Leave out the pictures, then reproduce the rest of the material exactly.

• **Task inputs**

'''

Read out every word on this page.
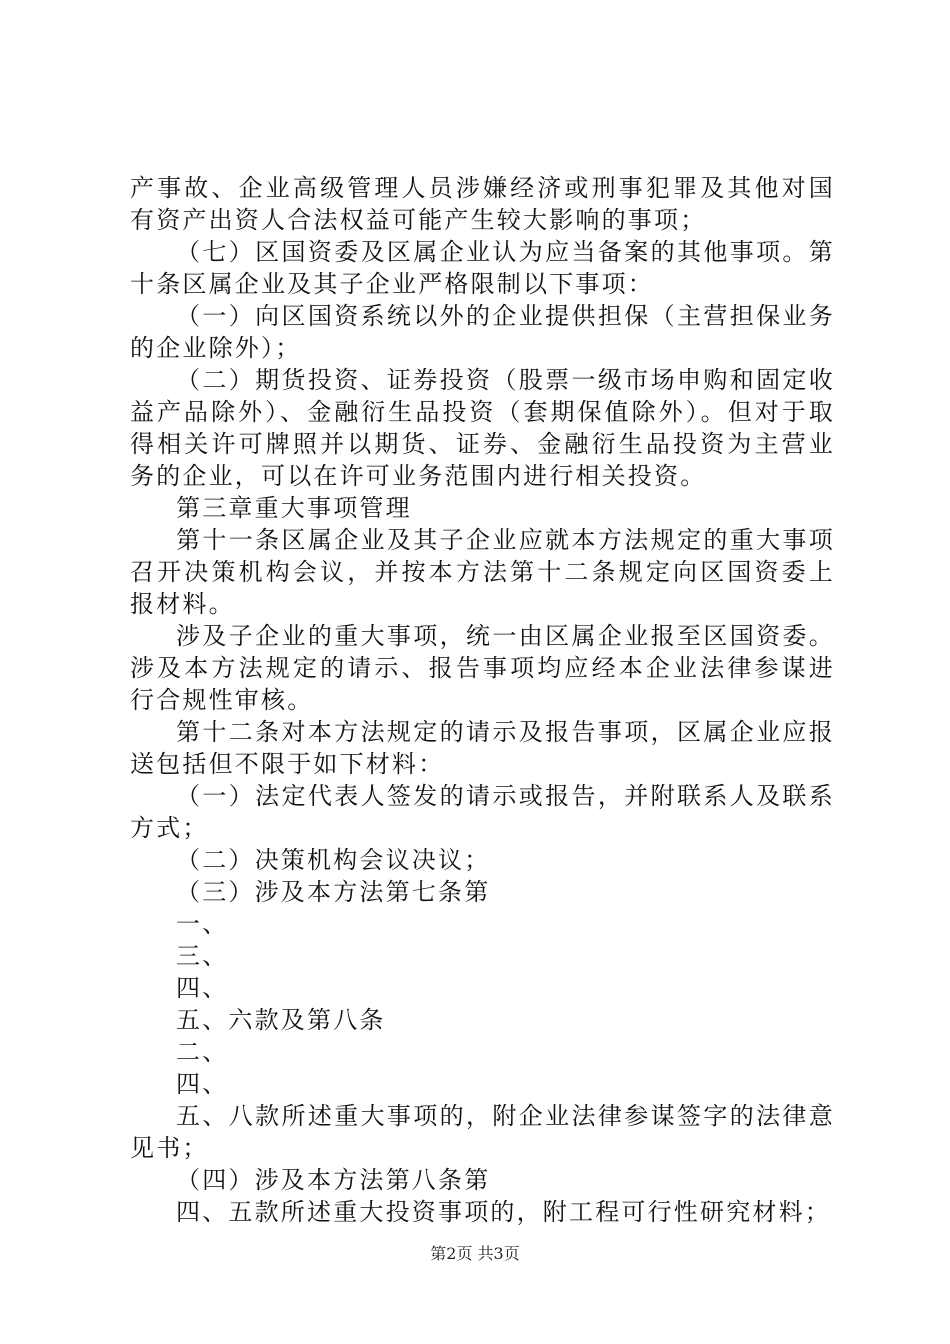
产事故、企业高级管理人员涉嫌经济或刑事犯罪及其他对国有资产出资人合法权益可能产生较大影响的事项；

（七）区国资委及区属企业认为应当备案的其他事项。第十条区属企业及其子企业严格限制以下事项：

（一）向区国资系统以外的企业提供担保（主营担保业务的企业除外）；

（二）期货投资、证券投资（股票一级市场申购和固定收益产品除外）、金融衍生品投资（套期保值除外）。但对于取得相关许可牌照并以期货、证券、金融衍生品投资为主营业务的企业，可以在许可业务范围内进行相关投资。

第三章重大事项管理

第十一条区属企业及其子企业应就本方法规定的重大事项召开决策机构会议，并按本方法第十二条规定向区国资委上报材料。

涉及子企业的重大事项，统一由区属企业报至区国资委。涉及本方法规定的请示、报告事项均应经本企业法律参谋进行合规性审核。

第十二条对本方法规定的请示及报告事项，区属企业应报送包括但不限于如下材料：

（一）法定代表人签发的请示或报告，并附联系人及联系方式；

（二）决策机构会议决议；

（三）涉及本方法第七条第

一、

三、

四、

五、六款及第八条

二、

四、

五、八款所述重大事项的，附企业法律参谋签字的法律意见书；

（四）涉及本方法第八条第

四、五款所述重大投资事项的，附工程可行性研究材料；

第2页 共3页
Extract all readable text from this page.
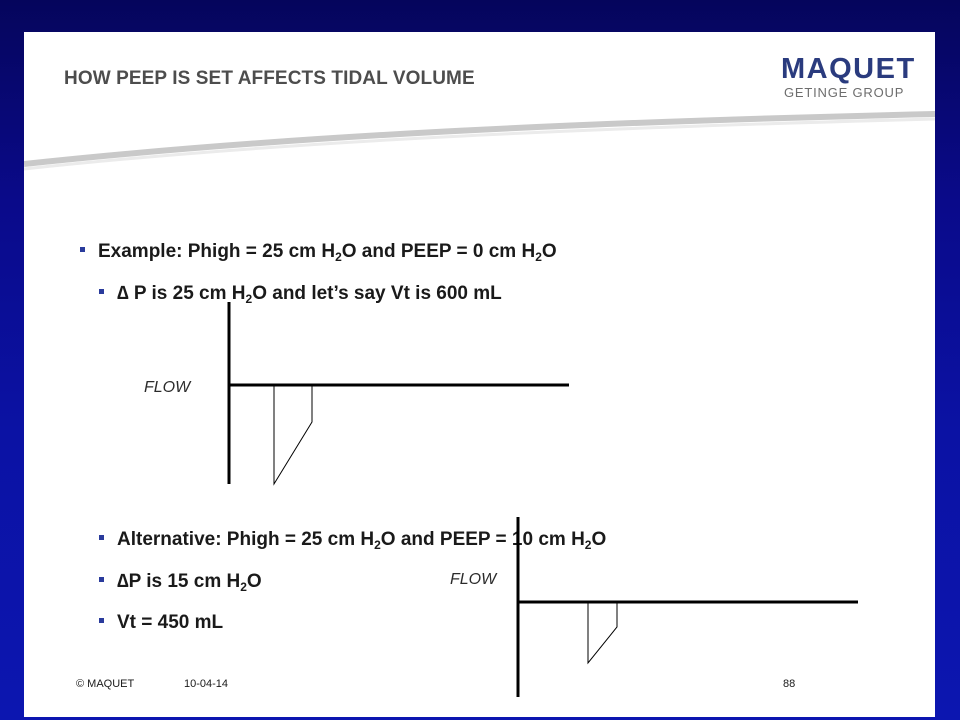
HOW PEEP IS SET AFFECTS TIDAL VOLUME	MAQUET
GETINGE GROUP
Example: Phigh = 25 cm $H_2O$ and PEEP = 0 cm $H_2O$
∆ P is 25 cm $H_2O$ and let’s say Vt is 600 mL
FLOW
Alternative: Phigh = 25 cm $H_2O$ and PEEP = 10 cm $H_2O$
∆P is 15 cm $H_2O$
Vt = 450 mL
FLOW
© MAQUET	10-04-14	88
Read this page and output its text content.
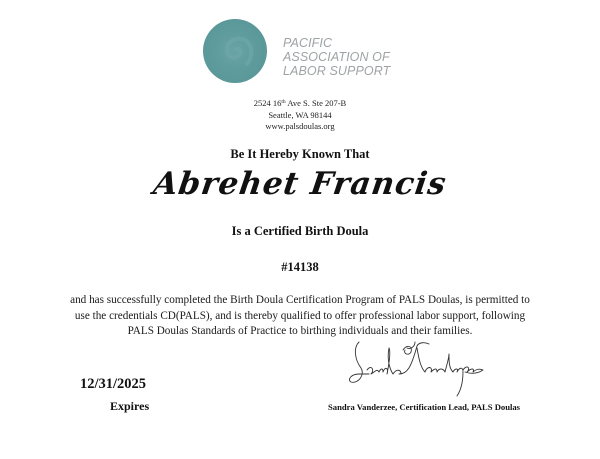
PACIFIC
ASSOCIATION OF
LABOR SUPPORT
2524 16th Ave S. Ste 207-B
Seattle, WA 98144
www.palsdoulas.org
Be It Hereby Known That
Abrehet Francis
Is a Certified Birth Doula
#14138
and has successfully completed the Birth Doula Certification Program of PALS Doulas, is permitted to
use the credentials CD(PALS), and is thereby qualified to offer professional labor support, following
PALS Doulas Standards of Practice to birthing individuals and their families.
12/31/2025
Expires	Sandra Vanderzee, Certification Lead, PALS Doulas
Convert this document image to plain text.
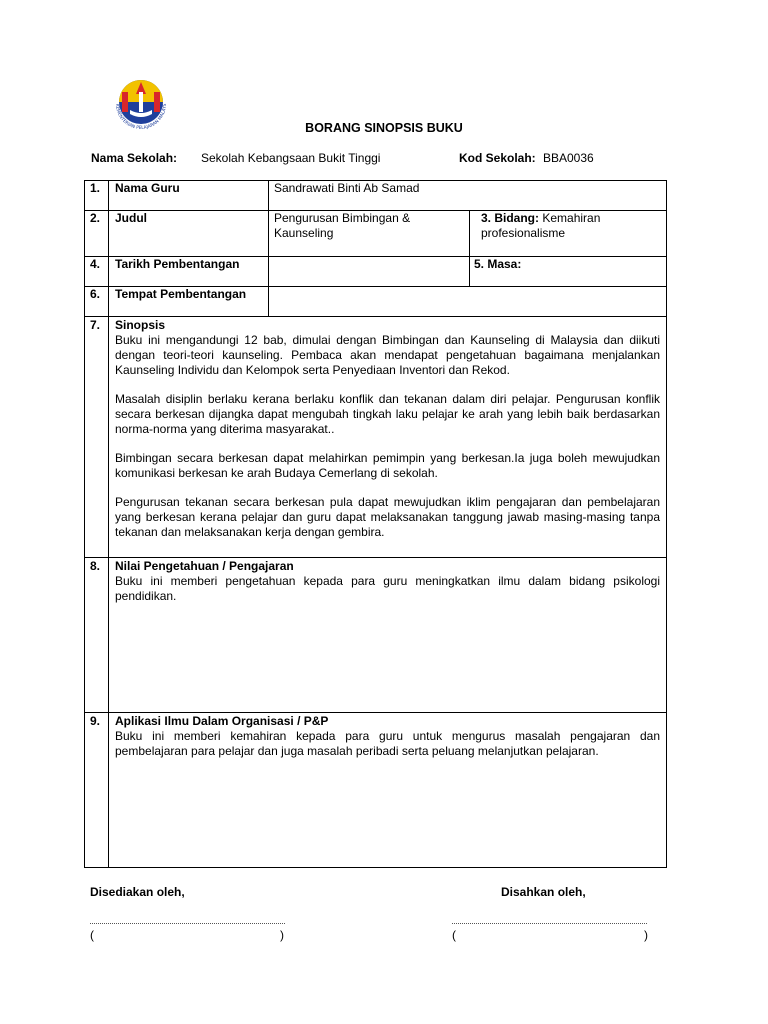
KEMENTERIAN PELAJARAN MALAYS
BORANG SINOPSIS BUKU
Nama Sekolah: Sekolah Kebangsaan Bukit Tinggi	Kod Sekolah: BBA0036
1. Nama Guru	Sandrawati Binti Ab Samad
2. Judul	Pengurusan Bimbingan & Kaunseling
3. Bidang: Kemahiran profesionalisme
4. Tarikh Pembentangan	5. Masa:
6. Tempat Pembentangan
7. Sinopsis

Buku ini mengandungi 12 bab, dimulai dengan Bimbingan dan Kaunseling di Malaysia dan diikuti dengan teori-teori kaunseling. Pembaca akan mendapat pengetahuan bagaimana menjalankan Kaunseling Individu dan Kelompok serta Penyediaan Inventori dan Rekod.

Masalah disiplin berlaku kerana berlaku konflik dan tekanan dalam diri pelajar. Pengurusan konflik secara berkesan dijangka dapat mengubah tingkah laku pelajar ke arah yang lebih baik berdasarkan norma-norma yang diterima masyarakat..

Bimbingan secara berkesan dapat melahirkan pemimpin yang berkesan.Ia juga boleh mewujudkan komunikasi berkesan ke arah Budaya Cemerlang di sekolah.

Pengurusan tekanan secara berkesan pula dapat mewujudkan iklim pengajaran dan pembelajaran yang berkesan kerana pelajar dan guru dapat melaksanakan tanggung jawab masing-masing tanpa tekanan dan melaksanakan kerja dengan gembira.

8. Nilai Pengetahuan / Pengajaran

Buku ini memberi pengetahuan kepada para guru meningkatkan ilmu dalam bidang psikologi pendidikan.

9. Aplikasi Ilmu Dalam Organisasi / P&P

Buku ini memberi kemahiran kepada para guru untuk mengurus masalah pengajaran dan pembelajaran para pelajar dan juga masalah peribadi serta peluang melanjutkan pelajaran.

Disediakan oleh,	Disahkan oleh,
(	)	(	)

'''

• **Response to the exercise**
Read out every word on this page.
产事故、企业高级管理人员涉嫌经济或刑事犯罪及其他对国有资产出资人合法权益可能产生较大影响的事项；

（七）区国资委及区属企业认为应当备案的其他事项。第十条区属企业及其子企业严格限制以下事项：

（一）向区国资系统以外的企业提供担保（主营担保业务的企业除外）；

（二）期货投资、证券投资（股票一级市场申购和固定收益产品除外）、金融衍生品投资（套期保值除外）。但对于取得相关许可牌照并以期货、证券、金融衍生品投资为主营业务的企业，可以在许可业务范围内进行相关投资。

第三章重大事项管理

第十一条区属企业及其子企业应就本方法规定的重大事项召开决策机构会议，并按本方法第十二条规定向区国资委上报材料。

涉及子企业的重大事项，统一由区属企业报至区国资委。涉及本方法规定的请示、报告事项均应经本企业法律参谋进行合规性审核。

第十二条对本方法规定的请示及报告事项，区属企业应报送包括但不限于如下材料：

（一）法定代表人签发的请示或报告，并附联系人及联系方式；

（二）决策机构会议决议；

（三）涉及本方法第七条第

一、

三、

四、

五、六款及第八条

二、

四、

五、八款所述重大事项的，附企业法律参谋签字的法律意见书；

（四）涉及本方法第八条第

四、五款所述重大投资事项的，附工程可行性研究材料；

第2页 共3页
Extract all readable text from this page.
HOW PEEP IS SET AFFECTS TIDAL VOLUME	MAQUET
GETINGE GROUP
Example: Phigh = 25 cm $H_2O$ and PEEP = 0 cm $H_2O$
∆ P is 25 cm $H_2O$ and let’s say Vt is 600 mL
FLOW
Alternative: Phigh = 25 cm $H_2O$ and PEEP = 10 cm $H_2O$
∆P is 15 cm $H_2O$
Vt = 450 mL
FLOW
© MAQUET	10-04-14	88
Read this page and output its text content.
PACIFIC
ASSOCIATION OF
LABOR SUPPORT
2524 16th Ave S. Ste 207-B
Seattle, WA 98144
www.palsdoulas.org
Be It Hereby Known That
Abrehet Francis
Is a Certified Birth Doula
#14138
and has successfully completed the Birth Doula Certification Program of PALS Doulas, is permitted to
use the credentials CD(PALS), and is thereby qualified to offer professional labor support, following
PALS Doulas Standards of Practice to birthing individuals and their families.
12/31/2025
Expires	Sandra Vanderzee, Certification Lead, PALS Doulas
Convert this document image to plain text.
KEMENTERIAN PELAJARAN MALAYS
BORANG SINOPSIS BUKU
Nama Sekolah: Sekolah Kebangsaan Bukit Tinggi	Kod Sekolah: BBA0036
1. Nama Guru	Sandrawati Binti Ab Samad
2. Judul	Pengurusan Bimbingan & Kaunseling
3. Bidang: Kemahiran profesionalisme
4. Tarikh Pembentangan	5. Masa:
6. Tempat Pembentangan
7. Sinopsis

Buku ini mengandungi 12 bab, dimulai dengan Bimbingan dan Kaunseling di Malaysia dan diikuti dengan teori-teori kaunseling. Pembaca akan mendapat pengetahuan bagaimana menjalankan Kaunseling Individu dan Kelompok serta Penyediaan Inventori dan Rekod.

Masalah disiplin berlaku kerana berlaku konflik dan tekanan dalam diri pelajar. Pengurusan konflik secara berkesan dijangka dapat mengubah tingkah laku pelajar ke arah yang lebih baik berdasarkan norma-norma yang diterima masyarakat..

Bimbingan secara berkesan dapat melahirkan pemimpin yang berkesan.Ia juga boleh mewujudkan komunikasi berkesan ke arah Budaya Cemerlang di sekolah.

Pengurusan tekanan secara berkesan pula dapat mewujudkan iklim pengajaran dan pembelajaran yang berkesan kerana pelajar dan guru dapat melaksanakan tanggung jawab masing-masing tanpa tekanan dan melaksanakan kerja dengan gembira.

8. Nilai Pengetahuan / Pengajaran

Buku ini memberi pengetahuan kepada para guru meningkatkan ilmu dalam bidang psikologi pendidikan.

9. Aplikasi Ilmu Dalam Organisasi / P&P

Buku ini memberi kemahiran kepada para guru untuk mengurus masalah pengajaran dan pembelajaran para pelajar dan juga masalah peribadi serta peluang melanjutkan pelajaran.

Disediakan oleh,	Disahkan oleh,
(	)	(	)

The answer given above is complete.